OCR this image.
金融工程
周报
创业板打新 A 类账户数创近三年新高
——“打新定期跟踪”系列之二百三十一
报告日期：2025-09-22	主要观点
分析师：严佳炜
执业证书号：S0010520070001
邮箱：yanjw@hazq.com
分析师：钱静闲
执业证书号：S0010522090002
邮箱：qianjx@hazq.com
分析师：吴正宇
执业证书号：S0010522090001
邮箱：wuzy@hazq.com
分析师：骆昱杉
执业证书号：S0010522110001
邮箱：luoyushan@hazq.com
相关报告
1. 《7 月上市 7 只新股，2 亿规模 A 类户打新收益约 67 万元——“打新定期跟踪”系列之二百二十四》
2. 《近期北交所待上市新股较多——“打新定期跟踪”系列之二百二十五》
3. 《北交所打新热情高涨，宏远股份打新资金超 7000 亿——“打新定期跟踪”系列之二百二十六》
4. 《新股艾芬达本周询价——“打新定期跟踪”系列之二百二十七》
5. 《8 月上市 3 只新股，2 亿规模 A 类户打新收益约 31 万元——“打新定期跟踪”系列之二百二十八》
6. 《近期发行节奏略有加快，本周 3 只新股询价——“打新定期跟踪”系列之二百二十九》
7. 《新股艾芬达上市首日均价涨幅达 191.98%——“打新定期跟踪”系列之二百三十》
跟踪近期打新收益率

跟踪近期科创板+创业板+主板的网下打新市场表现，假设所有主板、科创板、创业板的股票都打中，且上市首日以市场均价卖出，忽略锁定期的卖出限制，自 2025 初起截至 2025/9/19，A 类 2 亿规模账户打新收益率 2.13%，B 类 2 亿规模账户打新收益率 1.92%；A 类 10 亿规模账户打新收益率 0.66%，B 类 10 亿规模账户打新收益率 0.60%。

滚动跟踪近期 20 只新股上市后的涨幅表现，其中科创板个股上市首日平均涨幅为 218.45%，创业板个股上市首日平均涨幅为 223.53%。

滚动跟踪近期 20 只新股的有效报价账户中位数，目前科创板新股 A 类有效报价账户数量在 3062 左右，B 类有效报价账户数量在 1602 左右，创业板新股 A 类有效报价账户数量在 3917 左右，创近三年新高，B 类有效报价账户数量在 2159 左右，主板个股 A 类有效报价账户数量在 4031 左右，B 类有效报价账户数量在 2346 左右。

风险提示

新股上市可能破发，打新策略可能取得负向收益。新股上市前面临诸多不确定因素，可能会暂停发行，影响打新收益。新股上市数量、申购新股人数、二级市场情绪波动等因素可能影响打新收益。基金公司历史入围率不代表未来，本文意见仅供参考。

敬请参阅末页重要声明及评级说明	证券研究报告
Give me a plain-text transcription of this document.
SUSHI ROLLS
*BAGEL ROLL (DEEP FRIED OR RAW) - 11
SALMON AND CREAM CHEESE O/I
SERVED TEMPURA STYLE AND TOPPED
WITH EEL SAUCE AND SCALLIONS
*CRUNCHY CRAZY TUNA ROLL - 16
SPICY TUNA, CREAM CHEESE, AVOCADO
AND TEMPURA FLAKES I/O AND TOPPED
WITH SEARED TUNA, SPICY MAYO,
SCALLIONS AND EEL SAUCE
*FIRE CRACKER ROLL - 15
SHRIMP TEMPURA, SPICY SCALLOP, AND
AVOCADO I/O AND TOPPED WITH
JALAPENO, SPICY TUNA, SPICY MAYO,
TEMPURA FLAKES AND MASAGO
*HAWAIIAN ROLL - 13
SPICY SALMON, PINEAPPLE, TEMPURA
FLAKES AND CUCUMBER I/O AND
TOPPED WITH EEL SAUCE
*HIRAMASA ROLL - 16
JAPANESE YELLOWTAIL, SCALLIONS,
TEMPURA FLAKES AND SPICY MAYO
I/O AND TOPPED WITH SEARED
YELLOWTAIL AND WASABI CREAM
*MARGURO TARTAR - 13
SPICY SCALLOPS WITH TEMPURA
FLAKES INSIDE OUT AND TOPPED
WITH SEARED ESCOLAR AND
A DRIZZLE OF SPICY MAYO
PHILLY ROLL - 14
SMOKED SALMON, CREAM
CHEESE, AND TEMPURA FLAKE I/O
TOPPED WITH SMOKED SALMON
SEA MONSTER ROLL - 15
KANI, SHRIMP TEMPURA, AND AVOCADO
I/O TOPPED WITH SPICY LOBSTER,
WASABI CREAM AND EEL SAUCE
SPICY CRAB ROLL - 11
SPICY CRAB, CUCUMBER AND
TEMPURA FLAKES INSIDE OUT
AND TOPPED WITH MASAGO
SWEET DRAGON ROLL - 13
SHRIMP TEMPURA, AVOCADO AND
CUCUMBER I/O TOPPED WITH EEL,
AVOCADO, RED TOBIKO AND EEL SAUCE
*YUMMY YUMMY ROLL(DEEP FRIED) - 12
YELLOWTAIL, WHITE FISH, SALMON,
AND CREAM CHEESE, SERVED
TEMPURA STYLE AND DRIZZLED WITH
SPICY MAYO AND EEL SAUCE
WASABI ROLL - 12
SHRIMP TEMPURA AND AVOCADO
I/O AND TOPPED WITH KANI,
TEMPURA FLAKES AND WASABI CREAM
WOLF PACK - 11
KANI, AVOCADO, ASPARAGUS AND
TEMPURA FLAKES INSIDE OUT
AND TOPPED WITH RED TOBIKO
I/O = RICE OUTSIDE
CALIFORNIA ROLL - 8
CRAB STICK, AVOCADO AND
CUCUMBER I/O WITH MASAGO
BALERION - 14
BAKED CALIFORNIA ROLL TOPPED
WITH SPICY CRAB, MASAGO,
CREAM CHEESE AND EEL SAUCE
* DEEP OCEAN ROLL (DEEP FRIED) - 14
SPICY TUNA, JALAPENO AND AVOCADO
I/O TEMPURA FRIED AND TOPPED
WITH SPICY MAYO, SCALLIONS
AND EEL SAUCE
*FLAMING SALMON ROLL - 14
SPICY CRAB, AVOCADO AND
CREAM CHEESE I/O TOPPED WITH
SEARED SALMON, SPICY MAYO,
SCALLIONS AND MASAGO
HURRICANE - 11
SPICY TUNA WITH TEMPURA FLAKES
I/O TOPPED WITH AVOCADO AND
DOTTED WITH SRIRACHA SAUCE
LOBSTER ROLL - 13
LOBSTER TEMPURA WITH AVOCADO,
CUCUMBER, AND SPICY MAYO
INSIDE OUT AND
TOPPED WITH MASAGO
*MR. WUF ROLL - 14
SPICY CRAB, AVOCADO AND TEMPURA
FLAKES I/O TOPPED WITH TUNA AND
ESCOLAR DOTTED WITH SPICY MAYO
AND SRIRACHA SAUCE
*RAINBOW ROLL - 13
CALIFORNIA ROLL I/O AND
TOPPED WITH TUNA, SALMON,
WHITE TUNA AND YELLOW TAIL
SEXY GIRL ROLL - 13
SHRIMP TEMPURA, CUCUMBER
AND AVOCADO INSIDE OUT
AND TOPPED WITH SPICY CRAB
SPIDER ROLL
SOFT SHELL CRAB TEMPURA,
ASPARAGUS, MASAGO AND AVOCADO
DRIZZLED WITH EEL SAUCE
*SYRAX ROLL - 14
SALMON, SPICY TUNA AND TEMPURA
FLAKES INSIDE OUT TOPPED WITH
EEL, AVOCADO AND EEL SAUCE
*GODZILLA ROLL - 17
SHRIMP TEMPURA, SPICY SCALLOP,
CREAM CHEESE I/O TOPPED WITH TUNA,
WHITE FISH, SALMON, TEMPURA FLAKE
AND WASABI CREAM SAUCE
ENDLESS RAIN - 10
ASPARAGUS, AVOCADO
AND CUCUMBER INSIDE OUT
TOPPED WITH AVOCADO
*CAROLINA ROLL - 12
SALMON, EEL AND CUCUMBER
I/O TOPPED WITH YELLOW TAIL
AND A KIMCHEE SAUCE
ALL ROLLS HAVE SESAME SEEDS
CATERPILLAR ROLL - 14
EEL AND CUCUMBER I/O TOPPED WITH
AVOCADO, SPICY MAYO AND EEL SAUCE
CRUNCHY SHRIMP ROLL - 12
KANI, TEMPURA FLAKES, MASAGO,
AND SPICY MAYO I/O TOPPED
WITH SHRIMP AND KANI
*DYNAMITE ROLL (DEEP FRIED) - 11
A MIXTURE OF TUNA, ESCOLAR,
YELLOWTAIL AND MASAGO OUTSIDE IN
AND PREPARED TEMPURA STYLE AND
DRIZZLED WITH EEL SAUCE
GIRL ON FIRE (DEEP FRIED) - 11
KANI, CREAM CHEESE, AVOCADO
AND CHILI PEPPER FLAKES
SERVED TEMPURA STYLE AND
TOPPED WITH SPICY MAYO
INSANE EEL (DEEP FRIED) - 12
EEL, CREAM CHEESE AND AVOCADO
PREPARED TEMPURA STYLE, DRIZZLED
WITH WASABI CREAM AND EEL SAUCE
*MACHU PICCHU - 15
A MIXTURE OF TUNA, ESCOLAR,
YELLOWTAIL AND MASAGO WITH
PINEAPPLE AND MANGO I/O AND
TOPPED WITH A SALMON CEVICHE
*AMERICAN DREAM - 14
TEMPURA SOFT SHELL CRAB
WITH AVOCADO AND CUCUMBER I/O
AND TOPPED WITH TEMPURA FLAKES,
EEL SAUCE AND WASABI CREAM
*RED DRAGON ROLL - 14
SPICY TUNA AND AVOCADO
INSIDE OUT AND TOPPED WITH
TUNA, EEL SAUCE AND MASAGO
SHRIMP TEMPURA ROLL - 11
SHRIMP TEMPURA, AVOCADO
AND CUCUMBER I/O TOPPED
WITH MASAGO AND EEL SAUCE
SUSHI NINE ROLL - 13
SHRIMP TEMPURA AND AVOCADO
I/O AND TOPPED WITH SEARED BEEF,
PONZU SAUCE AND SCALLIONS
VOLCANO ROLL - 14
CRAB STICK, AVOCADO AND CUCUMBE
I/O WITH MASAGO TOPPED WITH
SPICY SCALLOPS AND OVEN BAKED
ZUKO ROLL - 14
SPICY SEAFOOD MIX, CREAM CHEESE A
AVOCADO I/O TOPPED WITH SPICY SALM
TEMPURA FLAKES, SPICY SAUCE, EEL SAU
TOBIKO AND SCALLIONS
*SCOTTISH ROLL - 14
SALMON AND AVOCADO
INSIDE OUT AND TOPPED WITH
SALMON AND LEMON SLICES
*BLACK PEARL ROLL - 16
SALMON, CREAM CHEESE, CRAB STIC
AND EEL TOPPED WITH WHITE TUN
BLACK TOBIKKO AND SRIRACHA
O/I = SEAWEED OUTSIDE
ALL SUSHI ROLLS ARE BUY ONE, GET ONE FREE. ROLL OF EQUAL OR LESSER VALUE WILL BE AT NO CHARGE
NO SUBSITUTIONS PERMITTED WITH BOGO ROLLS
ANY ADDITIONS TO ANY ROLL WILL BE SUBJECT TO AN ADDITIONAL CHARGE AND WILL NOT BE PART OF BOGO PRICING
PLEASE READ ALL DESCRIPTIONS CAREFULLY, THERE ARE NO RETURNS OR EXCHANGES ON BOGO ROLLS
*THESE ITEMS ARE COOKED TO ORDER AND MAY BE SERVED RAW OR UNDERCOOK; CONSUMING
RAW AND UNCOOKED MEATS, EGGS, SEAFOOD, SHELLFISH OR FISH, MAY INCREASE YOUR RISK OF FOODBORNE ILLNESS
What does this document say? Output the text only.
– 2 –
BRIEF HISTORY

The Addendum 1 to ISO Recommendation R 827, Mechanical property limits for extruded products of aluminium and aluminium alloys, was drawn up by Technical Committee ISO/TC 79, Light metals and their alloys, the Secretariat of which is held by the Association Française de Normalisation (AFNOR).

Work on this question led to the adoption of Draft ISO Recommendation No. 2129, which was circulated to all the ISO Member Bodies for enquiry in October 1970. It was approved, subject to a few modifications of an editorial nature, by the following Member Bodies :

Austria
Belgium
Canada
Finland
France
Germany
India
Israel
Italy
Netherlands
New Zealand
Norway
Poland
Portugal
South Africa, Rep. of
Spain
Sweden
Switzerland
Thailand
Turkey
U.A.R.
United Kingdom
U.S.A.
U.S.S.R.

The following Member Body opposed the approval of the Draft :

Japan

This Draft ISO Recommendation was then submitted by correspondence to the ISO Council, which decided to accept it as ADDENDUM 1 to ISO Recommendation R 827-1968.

______________________________

Exercise task:
From the entries above, extract each line containing "FRIED".

Answer to the task:
*BAGEL ROLL (DEEP FRIED OR RAW) - 11
*YUMMY YUMMY ROLL(DEEP FRIED) - 12
* DEEP OCEAN ROLL (DEEP FRIED) - 14
I/O TEMPURA FRIED AND TOPPED
*DYNAMITE ROLL (DEEP FRIED) - 11
GIRL ON FIRE (DEEP FRIED) - 11
INSANE EEL (DEEP FRIED) - 12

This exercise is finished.